> [Task goal] Extract and list every line that contains the word "code".

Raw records
+++++
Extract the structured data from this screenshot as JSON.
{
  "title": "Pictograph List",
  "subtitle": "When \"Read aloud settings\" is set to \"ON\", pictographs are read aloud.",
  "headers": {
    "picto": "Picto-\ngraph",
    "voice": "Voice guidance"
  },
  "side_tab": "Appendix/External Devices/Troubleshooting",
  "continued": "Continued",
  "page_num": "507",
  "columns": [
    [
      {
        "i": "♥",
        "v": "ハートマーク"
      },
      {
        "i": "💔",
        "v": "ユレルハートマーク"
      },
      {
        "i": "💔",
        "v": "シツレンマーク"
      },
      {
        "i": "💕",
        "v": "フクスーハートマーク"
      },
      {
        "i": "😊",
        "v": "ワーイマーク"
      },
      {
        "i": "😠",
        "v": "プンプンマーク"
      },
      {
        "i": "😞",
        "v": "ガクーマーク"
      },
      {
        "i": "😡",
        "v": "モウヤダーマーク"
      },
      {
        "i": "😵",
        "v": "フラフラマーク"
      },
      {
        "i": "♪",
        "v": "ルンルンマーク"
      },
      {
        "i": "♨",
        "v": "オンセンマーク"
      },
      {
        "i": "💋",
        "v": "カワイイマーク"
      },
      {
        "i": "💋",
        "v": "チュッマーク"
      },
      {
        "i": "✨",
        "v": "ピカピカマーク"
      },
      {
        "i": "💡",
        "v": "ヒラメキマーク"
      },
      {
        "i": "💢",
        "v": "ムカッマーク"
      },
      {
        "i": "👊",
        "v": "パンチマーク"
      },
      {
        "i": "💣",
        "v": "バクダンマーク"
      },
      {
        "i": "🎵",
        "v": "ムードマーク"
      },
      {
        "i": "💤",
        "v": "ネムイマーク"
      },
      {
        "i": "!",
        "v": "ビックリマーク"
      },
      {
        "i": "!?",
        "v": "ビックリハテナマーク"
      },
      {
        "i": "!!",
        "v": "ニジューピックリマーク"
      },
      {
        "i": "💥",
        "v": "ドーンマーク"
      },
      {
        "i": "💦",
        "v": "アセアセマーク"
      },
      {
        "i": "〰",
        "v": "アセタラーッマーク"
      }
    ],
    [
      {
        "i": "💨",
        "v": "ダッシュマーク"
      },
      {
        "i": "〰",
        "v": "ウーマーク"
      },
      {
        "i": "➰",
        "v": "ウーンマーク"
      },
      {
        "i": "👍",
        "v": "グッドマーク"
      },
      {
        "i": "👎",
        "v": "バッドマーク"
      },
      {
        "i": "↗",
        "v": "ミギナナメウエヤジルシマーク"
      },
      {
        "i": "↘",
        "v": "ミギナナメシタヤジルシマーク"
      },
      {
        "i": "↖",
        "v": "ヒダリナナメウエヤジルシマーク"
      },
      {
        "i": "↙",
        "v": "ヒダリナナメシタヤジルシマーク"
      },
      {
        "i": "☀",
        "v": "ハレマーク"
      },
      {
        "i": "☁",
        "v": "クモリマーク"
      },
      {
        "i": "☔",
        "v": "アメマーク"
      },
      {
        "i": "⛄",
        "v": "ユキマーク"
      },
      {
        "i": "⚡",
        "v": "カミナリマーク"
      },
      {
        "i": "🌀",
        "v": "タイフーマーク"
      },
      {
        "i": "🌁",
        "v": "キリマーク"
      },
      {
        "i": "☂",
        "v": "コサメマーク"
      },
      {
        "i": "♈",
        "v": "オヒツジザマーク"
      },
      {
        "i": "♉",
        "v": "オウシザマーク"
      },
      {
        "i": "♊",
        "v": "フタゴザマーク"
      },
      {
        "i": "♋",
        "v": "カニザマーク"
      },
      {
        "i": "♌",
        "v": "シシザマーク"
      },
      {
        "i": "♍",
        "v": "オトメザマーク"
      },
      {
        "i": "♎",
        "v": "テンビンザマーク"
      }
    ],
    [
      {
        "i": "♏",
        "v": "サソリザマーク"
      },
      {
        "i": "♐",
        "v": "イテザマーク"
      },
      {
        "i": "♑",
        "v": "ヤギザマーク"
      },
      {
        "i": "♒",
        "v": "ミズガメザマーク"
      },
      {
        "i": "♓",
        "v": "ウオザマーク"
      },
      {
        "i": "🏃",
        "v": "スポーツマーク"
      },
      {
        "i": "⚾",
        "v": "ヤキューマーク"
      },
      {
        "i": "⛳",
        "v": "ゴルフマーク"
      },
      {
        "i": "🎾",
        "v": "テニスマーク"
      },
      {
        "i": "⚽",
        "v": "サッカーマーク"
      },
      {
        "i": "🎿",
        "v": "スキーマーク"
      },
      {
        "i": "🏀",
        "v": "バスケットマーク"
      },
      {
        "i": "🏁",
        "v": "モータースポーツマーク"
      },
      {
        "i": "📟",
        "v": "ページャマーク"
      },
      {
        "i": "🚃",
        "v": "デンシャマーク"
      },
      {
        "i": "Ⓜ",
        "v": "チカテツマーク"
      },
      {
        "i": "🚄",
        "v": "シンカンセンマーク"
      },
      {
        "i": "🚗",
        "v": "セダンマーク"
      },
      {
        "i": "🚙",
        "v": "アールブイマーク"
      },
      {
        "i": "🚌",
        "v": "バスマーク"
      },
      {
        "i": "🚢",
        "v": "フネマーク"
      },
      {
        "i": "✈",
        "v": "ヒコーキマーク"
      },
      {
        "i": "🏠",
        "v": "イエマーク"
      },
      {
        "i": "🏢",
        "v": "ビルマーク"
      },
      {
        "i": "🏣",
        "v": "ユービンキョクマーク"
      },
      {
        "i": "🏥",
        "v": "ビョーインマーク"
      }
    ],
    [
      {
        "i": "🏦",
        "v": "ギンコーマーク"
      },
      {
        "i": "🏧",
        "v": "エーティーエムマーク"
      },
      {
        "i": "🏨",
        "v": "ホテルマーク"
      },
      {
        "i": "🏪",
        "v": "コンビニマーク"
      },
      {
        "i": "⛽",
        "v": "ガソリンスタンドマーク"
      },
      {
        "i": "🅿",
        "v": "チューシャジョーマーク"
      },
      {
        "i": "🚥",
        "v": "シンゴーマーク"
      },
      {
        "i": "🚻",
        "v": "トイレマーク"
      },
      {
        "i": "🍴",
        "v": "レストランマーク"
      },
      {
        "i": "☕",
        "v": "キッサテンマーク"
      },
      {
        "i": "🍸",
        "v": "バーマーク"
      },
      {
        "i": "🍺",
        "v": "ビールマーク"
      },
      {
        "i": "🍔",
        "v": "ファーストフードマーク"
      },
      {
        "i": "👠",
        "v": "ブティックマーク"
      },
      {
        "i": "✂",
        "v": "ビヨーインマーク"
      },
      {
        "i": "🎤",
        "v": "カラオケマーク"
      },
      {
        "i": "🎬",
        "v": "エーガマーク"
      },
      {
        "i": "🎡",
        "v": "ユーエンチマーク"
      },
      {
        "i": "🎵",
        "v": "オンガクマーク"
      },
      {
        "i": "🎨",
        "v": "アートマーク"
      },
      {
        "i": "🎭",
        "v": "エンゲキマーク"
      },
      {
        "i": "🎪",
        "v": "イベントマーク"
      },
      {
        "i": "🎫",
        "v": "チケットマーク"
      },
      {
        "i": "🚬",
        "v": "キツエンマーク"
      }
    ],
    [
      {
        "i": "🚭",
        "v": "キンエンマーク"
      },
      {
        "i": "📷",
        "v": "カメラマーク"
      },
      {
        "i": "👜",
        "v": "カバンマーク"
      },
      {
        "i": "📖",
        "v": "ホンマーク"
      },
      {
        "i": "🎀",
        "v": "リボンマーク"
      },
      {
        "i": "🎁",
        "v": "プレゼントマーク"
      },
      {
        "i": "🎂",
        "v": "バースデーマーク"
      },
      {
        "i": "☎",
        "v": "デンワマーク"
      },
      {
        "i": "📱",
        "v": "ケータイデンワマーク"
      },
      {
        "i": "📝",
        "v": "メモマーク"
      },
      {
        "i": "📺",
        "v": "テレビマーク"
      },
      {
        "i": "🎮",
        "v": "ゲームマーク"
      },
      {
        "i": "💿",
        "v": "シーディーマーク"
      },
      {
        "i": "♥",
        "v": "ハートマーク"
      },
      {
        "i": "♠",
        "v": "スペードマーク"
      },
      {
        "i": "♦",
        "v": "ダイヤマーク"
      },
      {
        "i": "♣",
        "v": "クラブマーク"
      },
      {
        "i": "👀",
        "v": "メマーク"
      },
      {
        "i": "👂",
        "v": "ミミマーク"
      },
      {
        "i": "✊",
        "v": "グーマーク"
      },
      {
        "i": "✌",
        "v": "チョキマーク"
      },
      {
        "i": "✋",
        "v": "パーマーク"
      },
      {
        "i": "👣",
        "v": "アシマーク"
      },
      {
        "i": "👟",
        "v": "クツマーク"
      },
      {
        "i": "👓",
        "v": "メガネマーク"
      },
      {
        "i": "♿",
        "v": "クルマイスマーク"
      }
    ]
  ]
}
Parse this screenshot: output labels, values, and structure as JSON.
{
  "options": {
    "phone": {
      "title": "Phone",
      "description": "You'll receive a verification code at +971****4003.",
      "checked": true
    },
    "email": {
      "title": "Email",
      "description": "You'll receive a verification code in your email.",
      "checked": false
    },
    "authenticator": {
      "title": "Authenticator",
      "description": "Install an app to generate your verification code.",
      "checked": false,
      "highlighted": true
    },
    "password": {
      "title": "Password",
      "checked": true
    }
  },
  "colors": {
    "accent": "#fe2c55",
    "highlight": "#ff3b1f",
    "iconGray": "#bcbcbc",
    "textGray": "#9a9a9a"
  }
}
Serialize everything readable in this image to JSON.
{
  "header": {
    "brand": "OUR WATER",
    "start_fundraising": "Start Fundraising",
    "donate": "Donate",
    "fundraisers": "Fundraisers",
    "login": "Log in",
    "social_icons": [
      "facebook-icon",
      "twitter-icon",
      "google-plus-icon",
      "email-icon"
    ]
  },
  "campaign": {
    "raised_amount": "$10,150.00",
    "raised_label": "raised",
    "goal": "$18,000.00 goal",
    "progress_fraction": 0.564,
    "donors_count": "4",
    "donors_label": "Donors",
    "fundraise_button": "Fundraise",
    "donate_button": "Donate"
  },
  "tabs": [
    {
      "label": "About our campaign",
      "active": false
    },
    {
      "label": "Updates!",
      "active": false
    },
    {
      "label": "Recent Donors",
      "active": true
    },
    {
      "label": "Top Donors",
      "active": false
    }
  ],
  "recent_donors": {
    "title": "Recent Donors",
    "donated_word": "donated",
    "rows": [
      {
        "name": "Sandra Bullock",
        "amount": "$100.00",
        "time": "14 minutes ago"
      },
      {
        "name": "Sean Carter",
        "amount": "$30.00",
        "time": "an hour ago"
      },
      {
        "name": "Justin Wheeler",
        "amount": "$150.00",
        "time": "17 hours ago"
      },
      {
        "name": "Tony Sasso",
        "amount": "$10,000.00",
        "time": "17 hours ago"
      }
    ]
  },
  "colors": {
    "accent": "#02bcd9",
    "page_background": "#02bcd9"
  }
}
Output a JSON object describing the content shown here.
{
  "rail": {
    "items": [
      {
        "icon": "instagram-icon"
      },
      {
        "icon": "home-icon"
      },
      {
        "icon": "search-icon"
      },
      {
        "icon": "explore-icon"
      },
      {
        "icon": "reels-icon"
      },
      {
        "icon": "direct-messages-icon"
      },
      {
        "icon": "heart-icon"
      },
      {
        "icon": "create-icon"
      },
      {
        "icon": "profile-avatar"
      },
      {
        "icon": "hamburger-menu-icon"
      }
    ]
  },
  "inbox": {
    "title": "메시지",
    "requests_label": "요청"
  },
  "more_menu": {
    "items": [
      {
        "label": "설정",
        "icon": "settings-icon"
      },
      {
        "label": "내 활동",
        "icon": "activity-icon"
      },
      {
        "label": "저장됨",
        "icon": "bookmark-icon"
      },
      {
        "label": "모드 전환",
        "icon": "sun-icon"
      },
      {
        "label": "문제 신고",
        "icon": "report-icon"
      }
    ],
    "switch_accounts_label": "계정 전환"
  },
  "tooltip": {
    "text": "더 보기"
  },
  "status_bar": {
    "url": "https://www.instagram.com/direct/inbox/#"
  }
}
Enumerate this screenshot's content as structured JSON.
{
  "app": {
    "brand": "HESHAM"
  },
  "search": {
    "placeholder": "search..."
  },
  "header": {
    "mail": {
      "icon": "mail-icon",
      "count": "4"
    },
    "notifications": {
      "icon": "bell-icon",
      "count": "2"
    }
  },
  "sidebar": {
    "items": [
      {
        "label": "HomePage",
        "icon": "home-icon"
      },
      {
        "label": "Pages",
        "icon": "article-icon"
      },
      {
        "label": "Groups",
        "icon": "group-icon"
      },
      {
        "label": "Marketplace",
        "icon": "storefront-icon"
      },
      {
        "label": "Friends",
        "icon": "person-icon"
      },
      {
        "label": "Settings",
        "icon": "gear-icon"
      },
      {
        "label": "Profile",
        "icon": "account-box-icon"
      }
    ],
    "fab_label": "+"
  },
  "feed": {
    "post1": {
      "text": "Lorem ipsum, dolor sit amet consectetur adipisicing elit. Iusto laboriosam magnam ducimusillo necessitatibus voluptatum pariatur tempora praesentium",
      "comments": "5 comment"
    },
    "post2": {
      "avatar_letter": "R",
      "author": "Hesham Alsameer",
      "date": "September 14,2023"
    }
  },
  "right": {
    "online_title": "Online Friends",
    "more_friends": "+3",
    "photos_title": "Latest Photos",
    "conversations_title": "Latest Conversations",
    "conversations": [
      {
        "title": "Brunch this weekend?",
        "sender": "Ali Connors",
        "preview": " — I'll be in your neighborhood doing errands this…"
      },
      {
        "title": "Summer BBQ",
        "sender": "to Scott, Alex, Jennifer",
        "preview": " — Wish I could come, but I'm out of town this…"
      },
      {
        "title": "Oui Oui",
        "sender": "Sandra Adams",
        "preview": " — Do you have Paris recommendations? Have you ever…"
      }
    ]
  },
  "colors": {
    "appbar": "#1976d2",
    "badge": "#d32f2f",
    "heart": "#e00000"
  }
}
+++++
> [Solution below]
      "description": "You'll receive a verification code at +971****4003.",
      "description": "You'll receive a verification code in your email.",
      "description": "Install an app to generate your verification code.",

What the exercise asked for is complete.